• Stated task: Would you extract the whole listing below and retype it exactly?
════════
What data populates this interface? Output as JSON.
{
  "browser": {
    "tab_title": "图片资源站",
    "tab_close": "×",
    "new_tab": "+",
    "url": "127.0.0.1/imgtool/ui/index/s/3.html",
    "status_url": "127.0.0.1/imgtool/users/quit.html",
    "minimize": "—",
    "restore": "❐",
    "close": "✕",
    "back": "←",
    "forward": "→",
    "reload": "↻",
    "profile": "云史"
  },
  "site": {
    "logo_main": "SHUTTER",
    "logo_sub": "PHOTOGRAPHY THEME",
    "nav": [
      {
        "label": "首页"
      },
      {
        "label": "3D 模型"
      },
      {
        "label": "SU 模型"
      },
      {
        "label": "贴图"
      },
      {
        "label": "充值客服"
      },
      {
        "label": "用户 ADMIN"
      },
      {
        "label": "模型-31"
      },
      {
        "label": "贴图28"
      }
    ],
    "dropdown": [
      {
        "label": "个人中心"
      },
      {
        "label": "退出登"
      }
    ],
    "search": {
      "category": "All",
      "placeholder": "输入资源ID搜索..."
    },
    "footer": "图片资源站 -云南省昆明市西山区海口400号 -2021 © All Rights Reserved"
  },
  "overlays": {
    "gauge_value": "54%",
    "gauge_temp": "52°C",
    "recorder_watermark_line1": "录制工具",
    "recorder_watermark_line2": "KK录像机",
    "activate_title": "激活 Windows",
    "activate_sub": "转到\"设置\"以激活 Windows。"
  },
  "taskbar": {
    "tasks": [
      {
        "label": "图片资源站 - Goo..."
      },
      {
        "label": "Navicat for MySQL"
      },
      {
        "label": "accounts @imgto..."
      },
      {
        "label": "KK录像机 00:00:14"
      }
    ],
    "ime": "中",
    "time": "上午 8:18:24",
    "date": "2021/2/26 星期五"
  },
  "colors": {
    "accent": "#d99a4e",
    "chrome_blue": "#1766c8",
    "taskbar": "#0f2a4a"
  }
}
════════
• Result:
What data populates this interface? Output as JSON.
{
  "browser": {
    "tab_title": "图片资源站",
    "tab_close": "×",
    "new_tab": "+",
    "url": "127.0.0.1/imgtool/ui/index/s/3.html",
    "status_url": "127.0.0.1/imgtool/users/quit.html",
    "minimize": "—",
    "restore": "❐",
    "close": "✕",
    "back": "←",
    "forward": "→",
    "reload": "↻",
    "profile": "云史"
  },
  "site": {
    "logo_main": "SHUTTER",
    "logo_sub": "PHOTOGRAPHY THEME",
    "nav": [
      {
        "label": "首页"
      },
      {
        "label": "3D 模型"
      },
      {
        "label": "SU 模型"
      },
      {
        "label": "贴图"
      },
      {
        "label": "充值客服"
      },
      {
        "label": "用户 ADMIN"
      },
      {
        "label": "模型-31"
      },
      {
        "label": "贴图28"
      }
    ],
    "dropdown": [
      {
        "label": "个人中心"
      },
      {
        "label": "退出登"
      }
    ],
    "search": {
      "category": "All",
      "placeholder": "输入资源ID搜索..."
    },
    "footer": "图片资源站 -云南省昆明市西山区海口400号 -2021 © All Rights Reserved"
  },
  "overlays": {
    "gauge_value": "54%",
    "gauge_temp": "52°C",
    "recorder_watermark_line1": "录制工具",
    "recorder_watermark_line2": "KK录像机",
    "activate_title": "激活 Windows",
    "activate_sub": "转到\"设置\"以激活 Windows。"
  },
  "taskbar": {
    "tasks": [
      {
        "label": "图片资源站 - Goo..."
      },
      {
        "label": "Navicat for MySQL"
      },
      {
        "label": "accounts @imgto..."
      },
      {
        "label": "KK录像机 00:00:14"
      }
    ],
    "ime": "中",
    "time": "上午 8:18:24",
    "date": "2021/2/26 星期五"
  },
  "colors": {
    "accent": "#d99a4e",
    "chrome_blue": "#1766c8",
    "taskbar": "#0f2a4a"
  }
}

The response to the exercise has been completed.